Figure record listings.
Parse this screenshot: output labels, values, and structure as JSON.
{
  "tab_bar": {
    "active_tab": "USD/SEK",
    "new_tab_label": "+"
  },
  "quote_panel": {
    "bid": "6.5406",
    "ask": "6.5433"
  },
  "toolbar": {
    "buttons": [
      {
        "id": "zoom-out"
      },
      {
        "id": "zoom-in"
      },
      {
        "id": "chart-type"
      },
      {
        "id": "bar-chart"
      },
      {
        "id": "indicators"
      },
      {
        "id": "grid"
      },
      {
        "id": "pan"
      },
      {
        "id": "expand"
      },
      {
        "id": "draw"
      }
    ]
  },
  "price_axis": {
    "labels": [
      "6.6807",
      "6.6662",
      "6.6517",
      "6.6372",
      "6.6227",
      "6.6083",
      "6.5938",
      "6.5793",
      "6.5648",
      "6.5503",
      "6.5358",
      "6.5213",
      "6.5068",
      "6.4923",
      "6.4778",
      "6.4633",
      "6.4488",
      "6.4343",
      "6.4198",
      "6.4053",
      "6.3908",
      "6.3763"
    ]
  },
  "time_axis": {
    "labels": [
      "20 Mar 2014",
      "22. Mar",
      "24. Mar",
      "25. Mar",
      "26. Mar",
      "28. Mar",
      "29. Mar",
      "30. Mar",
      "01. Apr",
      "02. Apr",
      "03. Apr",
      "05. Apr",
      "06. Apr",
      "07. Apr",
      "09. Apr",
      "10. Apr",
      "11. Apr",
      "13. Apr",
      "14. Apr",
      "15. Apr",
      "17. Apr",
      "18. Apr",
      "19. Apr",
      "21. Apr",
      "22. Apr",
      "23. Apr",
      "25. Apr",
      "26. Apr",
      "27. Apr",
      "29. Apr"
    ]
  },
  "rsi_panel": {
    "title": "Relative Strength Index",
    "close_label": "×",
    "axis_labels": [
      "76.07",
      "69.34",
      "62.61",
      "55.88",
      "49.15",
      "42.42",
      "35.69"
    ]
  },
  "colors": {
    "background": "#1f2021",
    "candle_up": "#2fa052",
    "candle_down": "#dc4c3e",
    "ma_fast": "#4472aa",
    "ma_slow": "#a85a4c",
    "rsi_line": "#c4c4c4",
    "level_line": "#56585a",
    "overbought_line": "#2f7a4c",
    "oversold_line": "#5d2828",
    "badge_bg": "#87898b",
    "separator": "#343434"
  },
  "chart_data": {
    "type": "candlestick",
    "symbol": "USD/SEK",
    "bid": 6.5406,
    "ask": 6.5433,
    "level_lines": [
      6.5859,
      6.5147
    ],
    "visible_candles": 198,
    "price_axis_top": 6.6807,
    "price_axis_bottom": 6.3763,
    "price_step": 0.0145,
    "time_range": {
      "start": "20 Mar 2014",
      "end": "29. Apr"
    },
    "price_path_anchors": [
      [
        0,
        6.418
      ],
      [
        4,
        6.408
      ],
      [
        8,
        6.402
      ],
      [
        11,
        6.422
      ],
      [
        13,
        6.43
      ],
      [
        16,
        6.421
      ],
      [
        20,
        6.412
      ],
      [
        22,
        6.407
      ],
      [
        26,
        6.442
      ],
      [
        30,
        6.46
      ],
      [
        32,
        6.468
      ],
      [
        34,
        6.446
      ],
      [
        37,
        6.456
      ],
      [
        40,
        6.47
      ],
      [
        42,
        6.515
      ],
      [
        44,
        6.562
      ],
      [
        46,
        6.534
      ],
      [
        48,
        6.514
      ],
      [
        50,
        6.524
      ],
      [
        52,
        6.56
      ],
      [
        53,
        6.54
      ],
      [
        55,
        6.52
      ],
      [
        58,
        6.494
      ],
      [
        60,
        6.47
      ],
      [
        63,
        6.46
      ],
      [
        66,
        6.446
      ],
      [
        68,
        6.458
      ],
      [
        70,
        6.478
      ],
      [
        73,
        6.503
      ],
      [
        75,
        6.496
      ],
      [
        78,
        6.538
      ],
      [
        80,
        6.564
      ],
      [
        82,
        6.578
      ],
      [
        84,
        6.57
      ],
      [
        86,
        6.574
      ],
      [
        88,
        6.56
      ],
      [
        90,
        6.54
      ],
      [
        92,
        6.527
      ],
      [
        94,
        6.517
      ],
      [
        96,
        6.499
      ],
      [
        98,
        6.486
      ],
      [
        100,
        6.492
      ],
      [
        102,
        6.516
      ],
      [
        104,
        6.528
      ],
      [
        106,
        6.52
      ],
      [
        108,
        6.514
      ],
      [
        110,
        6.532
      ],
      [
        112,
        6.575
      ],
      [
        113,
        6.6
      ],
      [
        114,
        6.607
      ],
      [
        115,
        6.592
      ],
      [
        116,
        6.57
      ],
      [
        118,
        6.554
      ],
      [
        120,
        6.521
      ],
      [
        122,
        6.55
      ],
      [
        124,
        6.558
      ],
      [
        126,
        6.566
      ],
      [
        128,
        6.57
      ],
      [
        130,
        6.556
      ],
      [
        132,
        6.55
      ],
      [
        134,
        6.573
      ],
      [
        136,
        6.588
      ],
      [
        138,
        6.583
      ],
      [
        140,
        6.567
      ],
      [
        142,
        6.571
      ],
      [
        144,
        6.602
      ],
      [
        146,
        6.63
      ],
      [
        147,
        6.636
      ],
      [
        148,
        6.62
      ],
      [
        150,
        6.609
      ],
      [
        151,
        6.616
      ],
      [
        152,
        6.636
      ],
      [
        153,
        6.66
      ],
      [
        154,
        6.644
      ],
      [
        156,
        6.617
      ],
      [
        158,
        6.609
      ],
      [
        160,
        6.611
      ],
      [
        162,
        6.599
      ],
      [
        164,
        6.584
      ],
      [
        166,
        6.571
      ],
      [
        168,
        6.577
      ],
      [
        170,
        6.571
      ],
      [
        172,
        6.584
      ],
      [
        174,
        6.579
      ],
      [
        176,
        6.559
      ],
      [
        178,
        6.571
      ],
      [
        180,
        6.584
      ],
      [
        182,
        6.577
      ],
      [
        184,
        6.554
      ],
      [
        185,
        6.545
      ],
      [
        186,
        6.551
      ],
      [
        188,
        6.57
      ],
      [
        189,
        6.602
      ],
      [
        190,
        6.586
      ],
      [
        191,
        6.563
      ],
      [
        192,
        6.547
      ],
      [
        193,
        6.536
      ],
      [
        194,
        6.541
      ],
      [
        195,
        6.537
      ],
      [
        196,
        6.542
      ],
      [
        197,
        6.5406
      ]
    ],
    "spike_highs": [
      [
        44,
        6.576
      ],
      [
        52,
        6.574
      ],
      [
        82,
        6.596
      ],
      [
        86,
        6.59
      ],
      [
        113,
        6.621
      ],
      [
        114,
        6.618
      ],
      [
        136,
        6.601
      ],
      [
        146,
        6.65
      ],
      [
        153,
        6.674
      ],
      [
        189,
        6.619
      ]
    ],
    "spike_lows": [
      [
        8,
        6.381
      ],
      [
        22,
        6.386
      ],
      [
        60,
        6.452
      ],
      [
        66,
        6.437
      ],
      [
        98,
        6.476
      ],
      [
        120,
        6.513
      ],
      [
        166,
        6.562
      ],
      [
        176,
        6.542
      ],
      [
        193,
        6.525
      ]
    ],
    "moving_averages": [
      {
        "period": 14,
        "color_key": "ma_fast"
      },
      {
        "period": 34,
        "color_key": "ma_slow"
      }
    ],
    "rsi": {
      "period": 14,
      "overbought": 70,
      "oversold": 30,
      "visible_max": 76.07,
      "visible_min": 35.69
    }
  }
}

TASK. Exact copies of all the records are required.

ANSWER FOR THIS EXERCISE.
Parse this screenshot: output labels, values, and structure as JSON.
{
  "tab_bar": {
    "active_tab": "USD/SEK",
    "new_tab_label": "+"
  },
  "quote_panel": {
    "bid": "6.5406",
    "ask": "6.5433"
  },
  "toolbar": {
    "buttons": [
      {
        "id": "zoom-out"
      },
      {
        "id": "zoom-in"
      },
      {
        "id": "chart-type"
      },
      {
        "id": "bar-chart"
      },
      {
        "id": "indicators"
      },
      {
        "id": "grid"
      },
      {
        "id": "pan"
      },
      {
        "id": "expand"
      },
      {
        "id": "draw"
      }
    ]
  },
  "price_axis": {
    "labels": [
      "6.6807",
      "6.6662",
      "6.6517",
      "6.6372",
      "6.6227",
      "6.6083",
      "6.5938",
      "6.5793",
      "6.5648",
      "6.5503",
      "6.5358",
      "6.5213",
      "6.5068",
      "6.4923",
      "6.4778",
      "6.4633",
      "6.4488",
      "6.4343",
      "6.4198",
      "6.4053",
      "6.3908",
      "6.3763"
    ]
  },
  "time_axis": {
    "labels": [
      "20 Mar 2014",
      "22. Mar",
      "24. Mar",
      "25. Mar",
      "26. Mar",
      "28. Mar",
      "29. Mar",
      "30. Mar",
      "01. Apr",
      "02. Apr",
      "03. Apr",
      "05. Apr",
      "06. Apr",
      "07. Apr",
      "09. Apr",
      "10. Apr",
      "11. Apr",
      "13. Apr",
      "14. Apr",
      "15. Apr",
      "17. Apr",
      "18. Apr",
      "19. Apr",
      "21. Apr",
      "22. Apr",
      "23. Apr",
      "25. Apr",
      "26. Apr",
      "27. Apr",
      "29. Apr"
    ]
  },
  "rsi_panel": {
    "title": "Relative Strength Index",
    "close_label": "×",
    "axis_labels": [
      "76.07",
      "69.34",
      "62.61",
      "55.88",
      "49.15",
      "42.42",
      "35.69"
    ]
  },
  "colors": {
    "background": "#1f2021",
    "candle_up": "#2fa052",
    "candle_down": "#dc4c3e",
    "ma_fast": "#4472aa",
    "ma_slow": "#a85a4c",
    "rsi_line": "#c4c4c4",
    "level_line": "#56585a",
    "overbought_line": "#2f7a4c",
    "oversold_line": "#5d2828",
    "badge_bg": "#87898b",
    "separator": "#343434"
  },
  "chart_data": {
    "type": "candlestick",
    "symbol": "USD/SEK",
    "bid": 6.5406,
    "ask": 6.5433,
    "level_lines": [
      6.5859,
      6.5147
    ],
    "visible_candles": 198,
    "price_axis_top": 6.6807,
    "price_axis_bottom": 6.3763,
    "price_step": 0.0145,
    "time_range": {
      "start": "20 Mar 2014",
      "end": "29. Apr"
    },
    "price_path_anchors": [
      [
        0,
        6.418
      ],
      [
        4,
        6.408
      ],
      [
        8,
        6.402
      ],
      [
        11,
        6.422
      ],
      [
        13,
        6.43
      ],
      [
        16,
        6.421
      ],
      [
        20,
        6.412
      ],
      [
        22,
        6.407
      ],
      [
        26,
        6.442
      ],
      [
        30,
        6.46
      ],
      [
        32,
        6.468
      ],
      [
        34,
        6.446
      ],
      [
        37,
        6.456
      ],
      [
        40,
        6.47
      ],
      [
        42,
        6.515
      ],
      [
        44,
        6.562
      ],
      [
        46,
        6.534
      ],
      [
        48,
        6.514
      ],
      [
        50,
        6.524
      ],
      [
        52,
        6.56
      ],
      [
        53,
        6.54
      ],
      [
        55,
        6.52
      ],
      [
        58,
        6.494
      ],
      [
        60,
        6.47
      ],
      [
        63,
        6.46
      ],
      [
        66,
        6.446
      ],
      [
        68,
        6.458
      ],
      [
        70,
        6.478
      ],
      [
        73,
        6.503
      ],
      [
        75,
        6.496
      ],
      [
        78,
        6.538
      ],
      [
        80,
        6.564
      ],
      [
        82,
        6.578
      ],
      [
        84,
        6.57
      ],
      [
        86,
        6.574
      ],
      [
        88,
        6.56
      ],
      [
        90,
        6.54
      ],
      [
        92,
        6.527
      ],
      [
        94,
        6.517
      ],
      [
        96,
        6.499
      ],
      [
        98,
        6.486
      ],
      [
        100,
        6.492
      ],
      [
        102,
        6.516
      ],
      [
        104,
        6.528
      ],
      [
        106,
        6.52
      ],
      [
        108,
        6.514
      ],
      [
        110,
        6.532
      ],
      [
        112,
        6.575
      ],
      [
        113,
        6.6
      ],
      [
        114,
        6.607
      ],
      [
        115,
        6.592
      ],
      [
        116,
        6.57
      ],
      [
        118,
        6.554
      ],
      [
        120,
        6.521
      ],
      [
        122,
        6.55
      ],
      [
        124,
        6.558
      ],
      [
        126,
        6.566
      ],
      [
        128,
        6.57
      ],
      [
        130,
        6.556
      ],
      [
        132,
        6.55
      ],
      [
        134,
        6.573
      ],
      [
        136,
        6.588
      ],
      [
        138,
        6.583
      ],
      [
        140,
        6.567
      ],
      [
        142,
        6.571
      ],
      [
        144,
        6.602
      ],
      [
        146,
        6.63
      ],
      [
        147,
        6.636
      ],
      [
        148,
        6.62
      ],
      [
        150,
        6.609
      ],
      [
        151,
        6.616
      ],
      [
        152,
        6.636
      ],
      [
        153,
        6.66
      ],
      [
        154,
        6.644
      ],
      [
        156,
        6.617
      ],
      [
        158,
        6.609
      ],
      [
        160,
        6.611
      ],
      [
        162,
        6.599
      ],
      [
        164,
        6.584
      ],
      [
        166,
        6.571
      ],
      [
        168,
        6.577
      ],
      [
        170,
        6.571
      ],
      [
        172,
        6.584
      ],
      [
        174,
        6.579
      ],
      [
        176,
        6.559
      ],
      [
        178,
        6.571
      ],
      [
        180,
        6.584
      ],
      [
        182,
        6.577
      ],
      [
        184,
        6.554
      ],
      [
        185,
        6.545
      ],
      [
        186,
        6.551
      ],
      [
        188,
        6.57
      ],
      [
        189,
        6.602
      ],
      [
        190,
        6.586
      ],
      [
        191,
        6.563
      ],
      [
        192,
        6.547
      ],
      [
        193,
        6.536
      ],
      [
        194,
        6.541
      ],
      [
        195,
        6.537
      ],
      [
        196,
        6.542
      ],
      [
        197,
        6.5406
      ]
    ],
    "spike_highs": [
      [
        44,
        6.576
      ],
      [
        52,
        6.574
      ],
      [
        82,
        6.596
      ],
      [
        86,
        6.59
      ],
      [
        113,
        6.621
      ],
      [
        114,
        6.618
      ],
      [
        136,
        6.601
      ],
      [
        146,
        6.65
      ],
      [
        153,
        6.674
      ],
      [
        189,
        6.619
      ]
    ],
    "spike_lows": [
      [
        8,
        6.381
      ],
      [
        22,
        6.386
      ],
      [
        60,
        6.452
      ],
      [
        66,
        6.437
      ],
      [
        98,
        6.476
      ],
      [
        120,
        6.513
      ],
      [
        166,
        6.562
      ],
      [
        176,
        6.542
      ],
      [
        193,
        6.525
      ]
    ],
    "moving_averages": [
      {
        "period": 14,
        "color_key": "ma_fast"
      },
      {
        "period": 34,
        "color_key": "ma_slow"
      }
    ],
    "rsi": {
      "period": 14,
      "overbought": 70,
      "oversold": 30,
      "visible_max": 76.07,
      "visible_min": 35.69
    }
  }
}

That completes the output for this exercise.